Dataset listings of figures
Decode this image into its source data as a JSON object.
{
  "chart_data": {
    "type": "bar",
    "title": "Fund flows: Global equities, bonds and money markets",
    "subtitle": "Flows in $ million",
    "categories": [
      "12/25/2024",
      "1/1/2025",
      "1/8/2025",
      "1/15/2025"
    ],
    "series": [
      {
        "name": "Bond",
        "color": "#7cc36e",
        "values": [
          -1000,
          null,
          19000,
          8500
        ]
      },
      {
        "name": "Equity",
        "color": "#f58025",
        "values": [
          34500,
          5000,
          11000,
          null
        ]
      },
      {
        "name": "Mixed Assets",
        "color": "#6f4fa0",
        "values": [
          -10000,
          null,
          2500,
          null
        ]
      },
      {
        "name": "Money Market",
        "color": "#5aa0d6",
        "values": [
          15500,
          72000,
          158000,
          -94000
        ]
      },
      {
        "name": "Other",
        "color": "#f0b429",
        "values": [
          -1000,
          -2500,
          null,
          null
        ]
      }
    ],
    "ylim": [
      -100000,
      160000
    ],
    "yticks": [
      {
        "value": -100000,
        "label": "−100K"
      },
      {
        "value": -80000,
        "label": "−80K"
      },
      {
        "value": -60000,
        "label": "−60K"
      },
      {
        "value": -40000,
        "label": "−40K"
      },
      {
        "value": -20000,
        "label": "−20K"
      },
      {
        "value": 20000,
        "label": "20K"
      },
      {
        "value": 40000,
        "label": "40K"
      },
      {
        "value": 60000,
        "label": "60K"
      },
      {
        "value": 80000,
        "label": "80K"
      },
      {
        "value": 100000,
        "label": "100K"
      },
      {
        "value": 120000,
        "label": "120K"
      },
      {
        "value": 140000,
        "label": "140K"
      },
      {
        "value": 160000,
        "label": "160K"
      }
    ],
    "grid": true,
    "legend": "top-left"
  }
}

--

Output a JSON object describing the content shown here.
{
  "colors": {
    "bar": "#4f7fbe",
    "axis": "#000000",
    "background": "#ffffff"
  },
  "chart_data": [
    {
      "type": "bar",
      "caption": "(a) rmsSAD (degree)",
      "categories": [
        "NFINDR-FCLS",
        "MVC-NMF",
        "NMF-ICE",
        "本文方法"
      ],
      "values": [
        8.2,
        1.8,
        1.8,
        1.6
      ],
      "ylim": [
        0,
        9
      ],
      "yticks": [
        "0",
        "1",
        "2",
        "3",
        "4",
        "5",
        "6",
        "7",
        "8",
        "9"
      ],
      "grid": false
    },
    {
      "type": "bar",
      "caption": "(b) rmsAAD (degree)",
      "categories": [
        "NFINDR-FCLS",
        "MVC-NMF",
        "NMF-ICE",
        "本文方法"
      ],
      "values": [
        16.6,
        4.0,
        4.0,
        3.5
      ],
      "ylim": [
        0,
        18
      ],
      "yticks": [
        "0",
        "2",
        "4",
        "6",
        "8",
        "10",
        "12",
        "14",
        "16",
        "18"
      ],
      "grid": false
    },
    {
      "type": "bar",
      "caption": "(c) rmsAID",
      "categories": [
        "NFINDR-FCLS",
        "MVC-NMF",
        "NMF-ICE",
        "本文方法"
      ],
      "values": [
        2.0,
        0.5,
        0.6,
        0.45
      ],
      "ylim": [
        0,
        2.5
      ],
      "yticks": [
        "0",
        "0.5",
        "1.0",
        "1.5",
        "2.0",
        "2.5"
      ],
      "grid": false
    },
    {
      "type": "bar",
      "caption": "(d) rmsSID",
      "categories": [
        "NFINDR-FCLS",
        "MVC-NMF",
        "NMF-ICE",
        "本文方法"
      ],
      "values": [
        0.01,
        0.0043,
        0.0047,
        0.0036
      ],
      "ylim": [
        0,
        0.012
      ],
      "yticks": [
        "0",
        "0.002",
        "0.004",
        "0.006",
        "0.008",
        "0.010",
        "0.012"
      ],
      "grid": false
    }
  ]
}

▸ BRIEF: Where a line contains "caption", copy that line.

▸ FINISHED TASK:
      "caption": "(a) rmsSAD (degree)",
      "caption": "(b) rmsAAD (degree)",
      "caption": "(c) rmsAID",
      "caption": "(d) rmsSID",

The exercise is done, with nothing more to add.